## Material for this exercise
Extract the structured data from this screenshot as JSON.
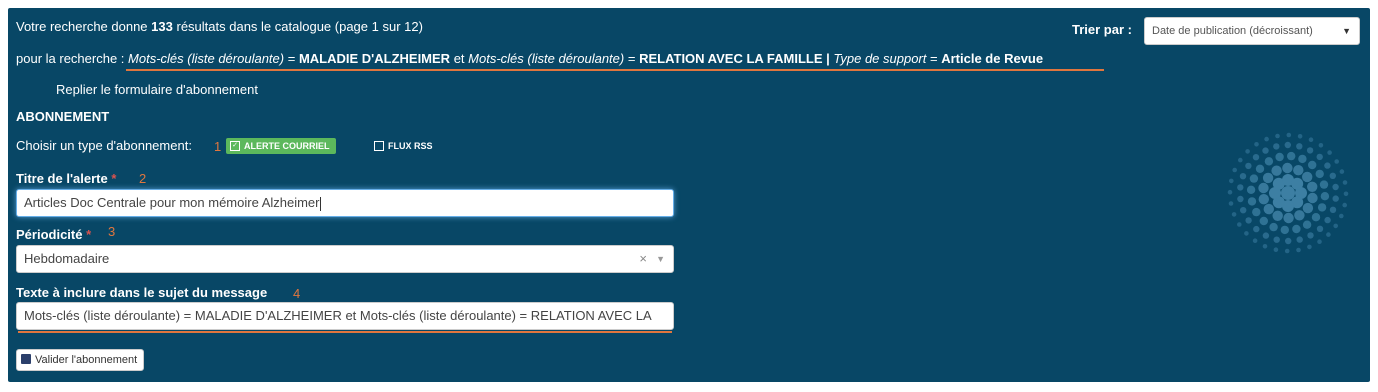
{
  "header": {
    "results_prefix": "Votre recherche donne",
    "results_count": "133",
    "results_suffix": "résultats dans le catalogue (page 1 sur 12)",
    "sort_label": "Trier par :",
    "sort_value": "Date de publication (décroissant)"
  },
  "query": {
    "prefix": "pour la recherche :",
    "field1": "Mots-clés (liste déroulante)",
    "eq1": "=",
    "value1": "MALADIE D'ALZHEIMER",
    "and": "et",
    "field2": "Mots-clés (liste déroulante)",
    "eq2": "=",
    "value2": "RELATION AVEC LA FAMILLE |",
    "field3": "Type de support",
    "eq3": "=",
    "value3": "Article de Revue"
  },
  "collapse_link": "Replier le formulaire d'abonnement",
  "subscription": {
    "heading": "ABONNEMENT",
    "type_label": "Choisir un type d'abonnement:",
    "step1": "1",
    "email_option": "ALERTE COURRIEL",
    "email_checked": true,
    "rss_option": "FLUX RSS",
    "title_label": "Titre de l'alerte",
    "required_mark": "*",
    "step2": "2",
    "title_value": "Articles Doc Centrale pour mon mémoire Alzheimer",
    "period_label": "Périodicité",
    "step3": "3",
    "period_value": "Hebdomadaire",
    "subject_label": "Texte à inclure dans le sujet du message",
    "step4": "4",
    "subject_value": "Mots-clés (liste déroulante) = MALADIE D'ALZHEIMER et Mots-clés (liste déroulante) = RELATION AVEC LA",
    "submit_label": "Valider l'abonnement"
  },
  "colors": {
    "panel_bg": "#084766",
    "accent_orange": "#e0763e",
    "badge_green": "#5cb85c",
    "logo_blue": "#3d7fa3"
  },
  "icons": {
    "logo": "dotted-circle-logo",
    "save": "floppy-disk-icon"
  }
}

## Problem requirements
Transcribe the material exactly, and leave out whatever pictures it holds.

## Reply
Extract the structured data from this screenshot as JSON.
{
  "header": {
    "results_prefix": "Votre recherche donne",
    "results_count": "133",
    "results_suffix": "résultats dans le catalogue (page 1 sur 12)",
    "sort_label": "Trier par :",
    "sort_value": "Date de publication (décroissant)"
  },
  "query": {
    "prefix": "pour la recherche :",
    "field1": "Mots-clés (liste déroulante)",
    "eq1": "=",
    "value1": "MALADIE D'ALZHEIMER",
    "and": "et",
    "field2": "Mots-clés (liste déroulante)",
    "eq2": "=",
    "value2": "RELATION AVEC LA FAMILLE |",
    "field3": "Type de support",
    "eq3": "=",
    "value3": "Article de Revue"
  },
  "collapse_link": "Replier le formulaire d'abonnement",
  "subscription": {
    "heading": "ABONNEMENT",
    "type_label": "Choisir un type d'abonnement:",
    "step1": "1",
    "email_option": "ALERTE COURRIEL",
    "email_checked": true,
    "rss_option": "FLUX RSS",
    "title_label": "Titre de l'alerte",
    "required_mark": "*",
    "step2": "2",
    "title_value": "Articles Doc Centrale pour mon mémoire Alzheimer",
    "period_label": "Périodicité",
    "step3": "3",
    "period_value": "Hebdomadaire",
    "subject_label": "Texte à inclure dans le sujet du message",
    "step4": "4",
    "subject_value": "Mots-clés (liste déroulante) = MALADIE D'ALZHEIMER et Mots-clés (liste déroulante) = RELATION AVEC LA",
    "submit_label": "Valider l'abonnement"
  },
  "colors": {
    "panel_bg": "#084766",
    "accent_orange": "#e0763e",
    "badge_green": "#5cb85c",
    "logo_blue": "#3d7fa3"
  },
  "icons": {
    "logo": "dotted-circle-logo",
    "save": "floppy-disk-icon"
  }
}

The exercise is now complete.